Task:
Give the lines from the start of the entries through the line holding "chevron-down-icon bbox=[1808, 68, 1820, 75]", both included, as a Markdown table with columns No. and Line, one row per line and blank lines left out.

Box coordinate listings:

....

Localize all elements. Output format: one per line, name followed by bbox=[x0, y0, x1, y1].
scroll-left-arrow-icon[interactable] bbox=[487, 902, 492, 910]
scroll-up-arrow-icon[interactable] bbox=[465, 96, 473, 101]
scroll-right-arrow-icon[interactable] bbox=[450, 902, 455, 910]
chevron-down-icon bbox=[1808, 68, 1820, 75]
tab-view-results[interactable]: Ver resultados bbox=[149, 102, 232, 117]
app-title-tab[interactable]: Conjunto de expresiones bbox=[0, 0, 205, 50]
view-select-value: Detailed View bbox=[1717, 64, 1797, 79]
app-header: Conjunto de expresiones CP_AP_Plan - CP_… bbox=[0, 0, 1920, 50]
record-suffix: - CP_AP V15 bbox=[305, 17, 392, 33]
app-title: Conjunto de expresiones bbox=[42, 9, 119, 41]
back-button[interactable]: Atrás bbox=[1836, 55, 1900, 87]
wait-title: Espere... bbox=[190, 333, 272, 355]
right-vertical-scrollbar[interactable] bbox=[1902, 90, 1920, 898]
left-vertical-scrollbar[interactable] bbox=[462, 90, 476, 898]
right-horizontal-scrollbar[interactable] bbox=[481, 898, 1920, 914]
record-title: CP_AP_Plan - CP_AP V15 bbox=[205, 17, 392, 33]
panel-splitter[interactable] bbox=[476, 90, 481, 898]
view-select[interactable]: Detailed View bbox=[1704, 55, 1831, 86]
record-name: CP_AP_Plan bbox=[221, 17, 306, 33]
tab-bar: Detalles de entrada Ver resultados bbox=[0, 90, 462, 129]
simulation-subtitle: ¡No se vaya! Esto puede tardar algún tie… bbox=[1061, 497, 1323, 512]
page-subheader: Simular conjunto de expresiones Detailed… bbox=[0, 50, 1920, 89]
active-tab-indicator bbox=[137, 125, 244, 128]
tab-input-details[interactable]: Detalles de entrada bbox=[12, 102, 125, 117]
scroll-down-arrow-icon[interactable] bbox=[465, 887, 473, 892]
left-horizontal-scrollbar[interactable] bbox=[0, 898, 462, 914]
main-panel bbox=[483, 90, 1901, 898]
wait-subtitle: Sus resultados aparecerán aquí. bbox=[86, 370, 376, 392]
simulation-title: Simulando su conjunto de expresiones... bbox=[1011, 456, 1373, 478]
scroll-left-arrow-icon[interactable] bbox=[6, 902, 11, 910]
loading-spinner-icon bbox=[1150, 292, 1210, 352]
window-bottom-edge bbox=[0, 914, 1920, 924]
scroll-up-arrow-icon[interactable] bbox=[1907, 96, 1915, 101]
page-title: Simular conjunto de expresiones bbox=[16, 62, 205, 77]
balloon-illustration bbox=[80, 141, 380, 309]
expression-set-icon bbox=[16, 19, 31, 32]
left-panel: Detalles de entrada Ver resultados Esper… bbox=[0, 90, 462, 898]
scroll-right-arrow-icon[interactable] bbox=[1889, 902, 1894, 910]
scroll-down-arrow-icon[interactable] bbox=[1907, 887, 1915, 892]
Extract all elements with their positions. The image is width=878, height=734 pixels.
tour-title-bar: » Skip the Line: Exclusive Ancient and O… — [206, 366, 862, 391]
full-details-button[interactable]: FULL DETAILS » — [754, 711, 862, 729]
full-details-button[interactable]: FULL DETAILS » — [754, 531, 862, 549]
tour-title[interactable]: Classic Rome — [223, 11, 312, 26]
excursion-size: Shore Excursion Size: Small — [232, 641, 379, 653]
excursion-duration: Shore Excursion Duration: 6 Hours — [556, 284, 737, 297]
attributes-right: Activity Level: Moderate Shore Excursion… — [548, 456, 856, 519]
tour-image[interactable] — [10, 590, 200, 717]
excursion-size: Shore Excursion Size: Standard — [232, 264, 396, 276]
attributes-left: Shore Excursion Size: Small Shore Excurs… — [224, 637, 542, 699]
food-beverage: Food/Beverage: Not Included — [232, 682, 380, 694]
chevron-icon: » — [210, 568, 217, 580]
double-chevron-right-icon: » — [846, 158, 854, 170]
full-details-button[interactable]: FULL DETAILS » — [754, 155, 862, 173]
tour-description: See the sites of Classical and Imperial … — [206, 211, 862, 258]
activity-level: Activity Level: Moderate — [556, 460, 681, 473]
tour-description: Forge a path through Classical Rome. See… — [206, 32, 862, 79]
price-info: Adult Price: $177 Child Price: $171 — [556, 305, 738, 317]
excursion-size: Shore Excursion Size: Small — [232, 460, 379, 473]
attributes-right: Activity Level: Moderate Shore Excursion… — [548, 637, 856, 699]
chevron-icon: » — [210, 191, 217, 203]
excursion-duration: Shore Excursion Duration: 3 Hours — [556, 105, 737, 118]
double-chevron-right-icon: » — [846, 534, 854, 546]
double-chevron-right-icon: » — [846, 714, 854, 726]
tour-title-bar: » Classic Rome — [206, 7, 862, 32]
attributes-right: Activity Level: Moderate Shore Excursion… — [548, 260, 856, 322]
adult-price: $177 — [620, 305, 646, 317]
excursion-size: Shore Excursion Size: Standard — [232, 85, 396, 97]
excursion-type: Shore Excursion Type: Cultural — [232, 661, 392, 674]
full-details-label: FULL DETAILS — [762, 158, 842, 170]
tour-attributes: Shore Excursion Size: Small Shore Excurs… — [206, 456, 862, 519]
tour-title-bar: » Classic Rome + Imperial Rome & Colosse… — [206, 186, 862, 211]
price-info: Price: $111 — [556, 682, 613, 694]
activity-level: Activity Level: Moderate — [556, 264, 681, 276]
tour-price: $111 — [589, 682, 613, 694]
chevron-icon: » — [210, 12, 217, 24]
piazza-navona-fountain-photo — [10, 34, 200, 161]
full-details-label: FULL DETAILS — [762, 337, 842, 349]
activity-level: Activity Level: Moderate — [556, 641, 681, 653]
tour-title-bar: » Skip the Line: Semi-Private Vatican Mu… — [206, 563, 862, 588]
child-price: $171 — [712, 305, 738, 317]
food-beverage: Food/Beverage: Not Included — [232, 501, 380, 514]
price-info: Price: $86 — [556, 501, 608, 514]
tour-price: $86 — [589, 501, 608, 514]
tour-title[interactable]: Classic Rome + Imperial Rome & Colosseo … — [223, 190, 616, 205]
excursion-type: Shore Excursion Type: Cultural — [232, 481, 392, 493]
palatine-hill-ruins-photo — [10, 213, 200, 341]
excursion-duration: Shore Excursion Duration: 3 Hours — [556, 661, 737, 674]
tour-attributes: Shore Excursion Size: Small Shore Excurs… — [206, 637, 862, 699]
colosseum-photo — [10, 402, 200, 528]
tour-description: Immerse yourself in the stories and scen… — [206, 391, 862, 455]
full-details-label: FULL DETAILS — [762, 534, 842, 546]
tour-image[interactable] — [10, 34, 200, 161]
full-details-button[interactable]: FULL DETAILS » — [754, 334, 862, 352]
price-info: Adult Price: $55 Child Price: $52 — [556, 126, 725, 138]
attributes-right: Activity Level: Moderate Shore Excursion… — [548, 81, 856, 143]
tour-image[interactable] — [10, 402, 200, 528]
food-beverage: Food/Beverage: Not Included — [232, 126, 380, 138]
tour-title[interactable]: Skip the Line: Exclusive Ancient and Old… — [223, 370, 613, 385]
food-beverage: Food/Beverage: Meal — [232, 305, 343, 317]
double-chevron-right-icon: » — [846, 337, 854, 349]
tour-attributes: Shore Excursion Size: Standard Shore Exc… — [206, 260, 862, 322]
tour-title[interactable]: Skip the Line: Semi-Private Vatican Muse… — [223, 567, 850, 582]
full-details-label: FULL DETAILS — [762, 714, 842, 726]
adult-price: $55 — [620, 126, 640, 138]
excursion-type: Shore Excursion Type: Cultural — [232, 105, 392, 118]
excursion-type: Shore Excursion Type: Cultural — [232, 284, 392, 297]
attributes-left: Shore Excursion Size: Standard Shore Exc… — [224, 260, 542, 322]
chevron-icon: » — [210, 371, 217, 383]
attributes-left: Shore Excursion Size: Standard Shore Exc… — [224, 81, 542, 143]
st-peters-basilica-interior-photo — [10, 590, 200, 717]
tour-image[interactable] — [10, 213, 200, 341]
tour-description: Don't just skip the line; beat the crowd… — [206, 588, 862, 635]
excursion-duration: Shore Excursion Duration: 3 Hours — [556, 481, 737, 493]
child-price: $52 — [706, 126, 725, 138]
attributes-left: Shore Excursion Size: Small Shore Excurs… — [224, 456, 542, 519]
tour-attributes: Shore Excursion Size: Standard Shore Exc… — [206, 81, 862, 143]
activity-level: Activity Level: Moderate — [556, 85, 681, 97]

....

Result of the exercise:
| No. | Line |
|---|---|
| 1 | Localize all elements. Output format: one per line, name followed by bbox=[x0, y0, x1, y1]. |
| 2 | scroll-left-arrow-icon[interactable] bbox=[487, 902, 492, 910] |
| 3 | scroll-up-arrow-icon[interactable] bbox=[465, 96, 473, 101] |
| 4 | scroll-right-arrow-icon[interactable] bbox=[450, 902, 455, 910] |
| 5 | chevron-down-icon bbox=[1808, 68, 1820, 75] |